WRITTEN TASK
Make an exact copy of the records, with the images left out.

╔══

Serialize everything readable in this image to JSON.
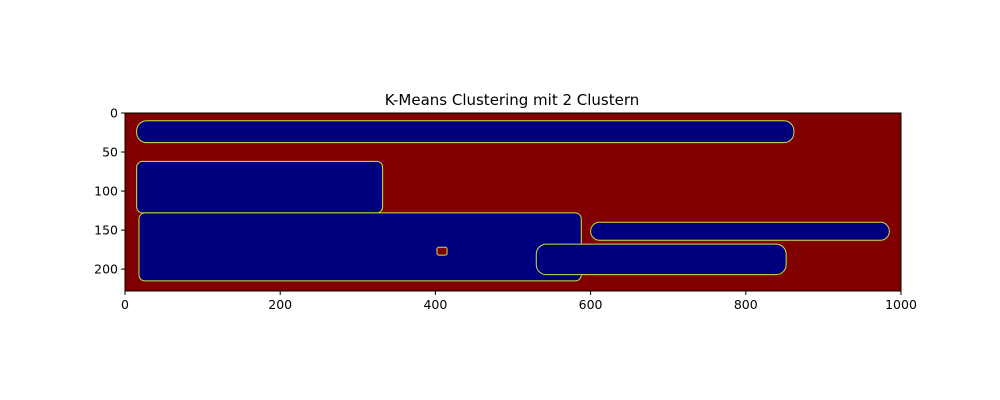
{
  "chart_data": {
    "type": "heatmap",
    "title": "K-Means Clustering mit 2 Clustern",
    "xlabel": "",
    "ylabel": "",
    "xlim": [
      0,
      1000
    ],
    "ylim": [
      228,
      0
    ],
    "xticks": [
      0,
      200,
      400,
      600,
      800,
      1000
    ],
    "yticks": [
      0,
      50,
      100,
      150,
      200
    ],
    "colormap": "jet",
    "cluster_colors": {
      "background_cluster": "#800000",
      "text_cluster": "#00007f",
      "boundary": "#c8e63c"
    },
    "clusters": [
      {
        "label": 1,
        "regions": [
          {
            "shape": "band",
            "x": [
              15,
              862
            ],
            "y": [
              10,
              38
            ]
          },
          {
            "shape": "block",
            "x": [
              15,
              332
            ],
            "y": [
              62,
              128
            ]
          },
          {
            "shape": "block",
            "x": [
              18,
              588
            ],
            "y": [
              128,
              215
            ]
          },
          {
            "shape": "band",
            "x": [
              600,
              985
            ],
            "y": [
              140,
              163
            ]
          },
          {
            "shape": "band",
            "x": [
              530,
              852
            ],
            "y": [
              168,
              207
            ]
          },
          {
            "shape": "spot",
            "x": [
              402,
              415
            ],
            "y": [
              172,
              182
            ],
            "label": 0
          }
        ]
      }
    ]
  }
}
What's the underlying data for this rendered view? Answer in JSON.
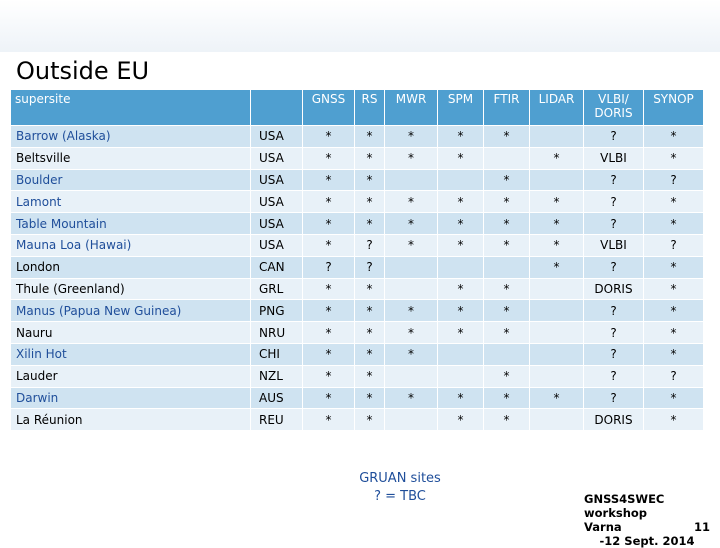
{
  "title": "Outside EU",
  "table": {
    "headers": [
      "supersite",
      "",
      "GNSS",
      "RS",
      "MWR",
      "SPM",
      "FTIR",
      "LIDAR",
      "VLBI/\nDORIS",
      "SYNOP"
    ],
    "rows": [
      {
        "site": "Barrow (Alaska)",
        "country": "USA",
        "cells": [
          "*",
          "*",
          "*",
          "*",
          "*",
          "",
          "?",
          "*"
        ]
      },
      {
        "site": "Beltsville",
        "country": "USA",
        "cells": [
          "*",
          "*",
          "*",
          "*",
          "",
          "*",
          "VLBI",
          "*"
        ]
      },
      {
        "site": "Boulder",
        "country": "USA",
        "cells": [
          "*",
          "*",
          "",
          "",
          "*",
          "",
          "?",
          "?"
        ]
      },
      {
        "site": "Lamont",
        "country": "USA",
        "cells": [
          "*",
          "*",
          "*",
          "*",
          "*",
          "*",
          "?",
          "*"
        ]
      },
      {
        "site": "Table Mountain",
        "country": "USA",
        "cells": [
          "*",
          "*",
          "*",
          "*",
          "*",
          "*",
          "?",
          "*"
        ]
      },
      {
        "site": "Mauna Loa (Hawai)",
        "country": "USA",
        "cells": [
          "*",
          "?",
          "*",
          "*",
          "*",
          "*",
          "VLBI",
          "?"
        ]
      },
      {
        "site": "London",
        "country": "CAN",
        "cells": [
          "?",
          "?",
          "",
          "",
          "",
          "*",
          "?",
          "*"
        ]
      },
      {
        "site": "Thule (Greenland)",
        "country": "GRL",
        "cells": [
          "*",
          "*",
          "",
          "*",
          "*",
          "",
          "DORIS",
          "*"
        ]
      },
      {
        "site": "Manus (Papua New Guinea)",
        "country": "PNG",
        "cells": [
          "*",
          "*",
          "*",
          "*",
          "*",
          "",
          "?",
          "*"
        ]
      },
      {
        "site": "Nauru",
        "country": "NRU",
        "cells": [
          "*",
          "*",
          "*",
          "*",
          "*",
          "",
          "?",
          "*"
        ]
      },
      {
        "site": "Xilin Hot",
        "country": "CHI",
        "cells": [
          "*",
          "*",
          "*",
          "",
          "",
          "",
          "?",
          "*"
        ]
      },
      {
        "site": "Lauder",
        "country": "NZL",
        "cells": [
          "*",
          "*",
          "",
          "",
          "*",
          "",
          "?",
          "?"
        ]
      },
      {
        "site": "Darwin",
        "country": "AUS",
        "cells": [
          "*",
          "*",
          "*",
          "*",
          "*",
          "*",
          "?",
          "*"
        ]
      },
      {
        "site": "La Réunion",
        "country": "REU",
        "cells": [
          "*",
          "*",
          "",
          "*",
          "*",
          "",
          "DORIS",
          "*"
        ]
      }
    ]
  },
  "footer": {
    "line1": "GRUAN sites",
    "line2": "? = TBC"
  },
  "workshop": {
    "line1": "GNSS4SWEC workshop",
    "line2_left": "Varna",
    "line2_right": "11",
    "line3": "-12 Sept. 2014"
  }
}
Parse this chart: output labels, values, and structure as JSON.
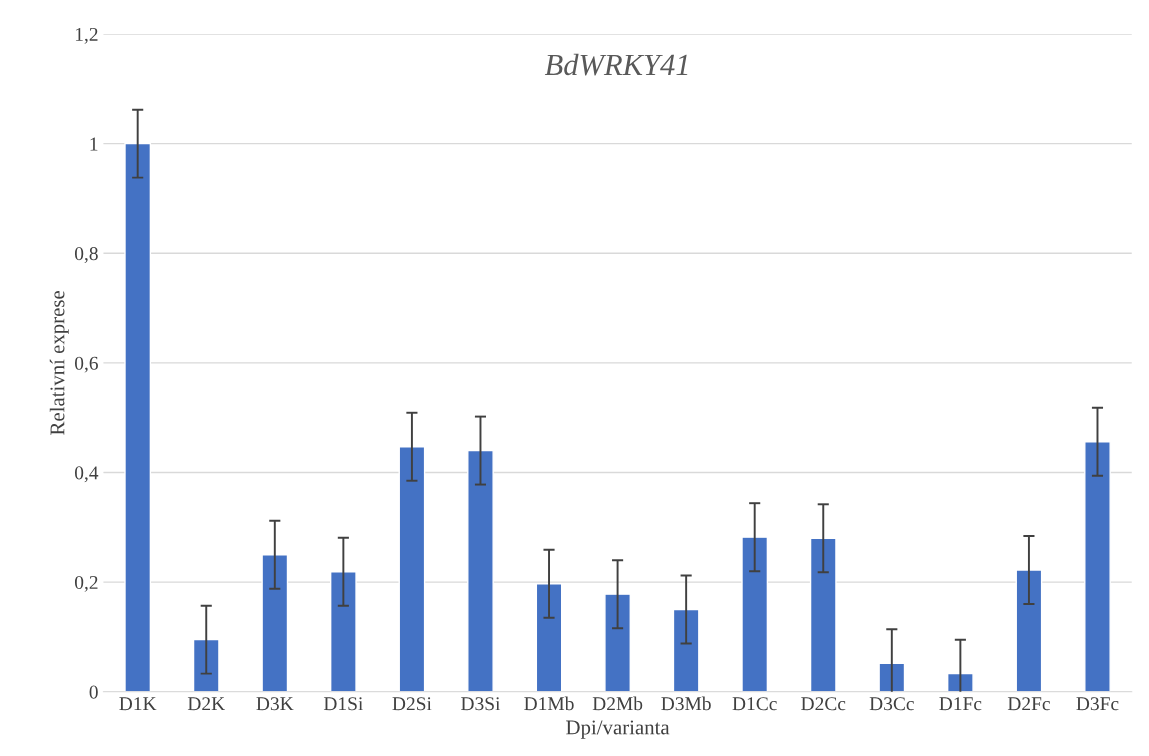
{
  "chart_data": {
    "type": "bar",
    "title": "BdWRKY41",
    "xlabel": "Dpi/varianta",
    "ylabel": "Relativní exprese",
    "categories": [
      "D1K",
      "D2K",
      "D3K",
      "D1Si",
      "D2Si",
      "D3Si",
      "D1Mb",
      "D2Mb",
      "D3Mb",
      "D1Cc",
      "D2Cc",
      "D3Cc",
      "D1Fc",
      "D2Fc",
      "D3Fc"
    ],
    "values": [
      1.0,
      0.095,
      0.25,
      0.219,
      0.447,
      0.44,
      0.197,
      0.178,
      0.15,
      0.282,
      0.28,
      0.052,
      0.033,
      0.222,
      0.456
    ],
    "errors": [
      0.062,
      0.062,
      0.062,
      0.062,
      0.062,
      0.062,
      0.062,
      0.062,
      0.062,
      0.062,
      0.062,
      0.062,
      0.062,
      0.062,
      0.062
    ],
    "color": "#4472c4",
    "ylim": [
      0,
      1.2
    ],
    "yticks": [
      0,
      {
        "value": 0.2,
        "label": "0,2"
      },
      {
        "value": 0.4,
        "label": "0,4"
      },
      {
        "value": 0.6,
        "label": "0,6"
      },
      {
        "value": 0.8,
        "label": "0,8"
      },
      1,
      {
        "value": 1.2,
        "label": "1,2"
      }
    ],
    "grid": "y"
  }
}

╚══

EXPECTED ANSWER
Serialize everything readable in this image to JSON.
{
  "chart_data": {
    "type": "heatmap",
    "title": "K-Means Clustering mit 2 Clustern",
    "xlabel": "",
    "ylabel": "",
    "xlim": [
      0,
      1000
    ],
    "ylim": [
      228,
      0
    ],
    "xticks": [
      0,
      200,
      400,
      600,
      800,
      1000
    ],
    "yticks": [
      0,
      50,
      100,
      150,
      200
    ],
    "colormap": "jet",
    "cluster_colors": {
      "background_cluster": "#800000",
      "text_cluster": "#00007f",
      "boundary": "#c8e63c"
    },
    "clusters": [
      {
        "label": 1,
        "regions": [
          {
            "shape": "band",
            "x": [
              15,
              862
            ],
            "y": [
              10,
              38
            ]
          },
          {
            "shape": "block",
            "x": [
              15,
              332
            ],
            "y": [
              62,
              128
            ]
          },
          {
            "shape": "block",
            "x": [
              18,
              588
            ],
            "y": [
              128,
              215
            ]
          },
          {
            "shape": "band",
            "x": [
              600,
              985
            ],
            "y": [
              140,
              163
            ]
          },
          {
            "shape": "band",
            "x": [
              530,
              852
            ],
            "y": [
              168,
              207
            ]
          },
          {
            "shape": "spot",
            "x": [
              402,
              415
            ],
            "y": [
              172,
              182
            ],
            "label": 0
          }
        ]
      }
    ]
  }
}
What's the underlying data for this rendered view? Answer in JSON.
{
  "title": "Outside EU",
  "table": {
    "headers": [
      "supersite",
      "",
      "GNSS",
      "RS",
      "MWR",
      "SPM",
      "FTIR",
      "LIDAR",
      "VLBI/\nDORIS",
      "SYNOP"
    ],
    "rows": [
      {
        "site": "Barrow (Alaska)",
        "country": "USA",
        "cells": [
          "*",
          "*",
          "*",
          "*",
          "*",
          "",
          "?",
          "*"
        ]
      },
      {
        "site": "Beltsville",
        "country": "USA",
        "cells": [
          "*",
          "*",
          "*",
          "*",
          "",
          "*",
          "VLBI",
          "*"
        ]
      },
      {
        "site": "Boulder",
        "country": "USA",
        "cells": [
          "*",
          "*",
          "",
          "",
          "*",
          "",
          "?",
          "?"
        ]
      },
      {
        "site": "Lamont",
        "country": "USA",
        "cells": [
          "*",
          "*",
          "*",
          "*",
          "*",
          "*",
          "?",
          "*"
        ]
      },
      {
        "site": "Table Mountain",
        "country": "USA",
        "cells": [
          "*",
          "*",
          "*",
          "*",
          "*",
          "*",
          "?",
          "*"
        ]
      },
      {
        "site": "Mauna Loa (Hawai)",
        "country": "USA",
        "cells": [
          "*",
          "?",
          "*",
          "*",
          "*",
          "*",
          "VLBI",
          "?"
        ]
      },
      {
        "site": "London",
        "country": "CAN",
        "cells": [
          "?",
          "?",
          "",
          "",
          "",
          "*",
          "?",
          "*"
        ]
      },
      {
        "site": "Thule (Greenland)",
        "country": "GRL",
        "cells": [
          "*",
          "*",
          "",
          "*",
          "*",
          "",
          "DORIS",
          "*"
        ]
      },
      {
        "site": "Manus (Papua New Guinea)",
        "country": "PNG",
        "cells": [
          "*",
          "*",
          "*",
          "*",
          "*",
          "",
          "?",
          "*"
        ]
      },
      {
        "site": "Nauru",
        "country": "NRU",
        "cells": [
          "*",
          "*",
          "*",
          "*",
          "*",
          "",
          "?",
          "*"
        ]
      },
      {
        "site": "Xilin Hot",
        "country": "CHI",
        "cells": [
          "*",
          "*",
          "*",
          "",
          "",
          "",
          "?",
          "*"
        ]
      },
      {
        "site": "Lauder",
        "country": "NZL",
        "cells": [
          "*",
          "*",
          "",
          "",
          "*",
          "",
          "?",
          "?"
        ]
      },
      {
        "site": "Darwin",
        "country": "AUS",
        "cells": [
          "*",
          "*",
          "*",
          "*",
          "*",
          "*",
          "?",
          "*"
        ]
      },
      {
        "site": "La Réunion",
        "country": "REU",
        "cells": [
          "*",
          "*",
          "",
          "*",
          "*",
          "",
          "DORIS",
          "*"
        ]
      }
    ]
  },
  "footer": {
    "line1": "GRUAN sites",
    "line2": "? = TBC"
  },
  "workshop": {
    "line1": "GNSS4SWEC workshop",
    "line2_left": "Varna",
    "line2_right": "11",
    "line3": "-12 Sept. 2014"
  }
}
Parse this chart: output labels, values, and structure as JSON.
{
  "chart_data": {
    "type": "bar",
    "title": "BdWRKY41",
    "xlabel": "Dpi/varianta",
    "ylabel": "Relativní exprese",
    "categories": [
      "D1K",
      "D2K",
      "D3K",
      "D1Si",
      "D2Si",
      "D3Si",
      "D1Mb",
      "D2Mb",
      "D3Mb",
      "D1Cc",
      "D2Cc",
      "D3Cc",
      "D1Fc",
      "D2Fc",
      "D3Fc"
    ],
    "values": [
      1.0,
      0.095,
      0.25,
      0.219,
      0.447,
      0.44,
      0.197,
      0.178,
      0.15,
      0.282,
      0.28,
      0.052,
      0.033,
      0.222,
      0.456
    ],
    "errors": [
      0.062,
      0.062,
      0.062,
      0.062,
      0.062,
      0.062,
      0.062,
      0.062,
      0.062,
      0.062,
      0.062,
      0.062,
      0.062,
      0.062,
      0.062
    ],
    "color": "#4472c4",
    "ylim": [
      0,
      1.2
    ],
    "yticks": [
      0,
      {
        "value": 0.2,
        "label": "0,2"
      },
      {
        "value": 0.4,
        "label": "0,4"
      },
      {
        "value": 0.6,
        "label": "0,6"
      },
      {
        "value": 0.8,
        "label": "0,8"
      },
      1,
      {
        "value": 1.2,
        "label": "1,2"
      }
    ],
    "grid": "y"
  }
}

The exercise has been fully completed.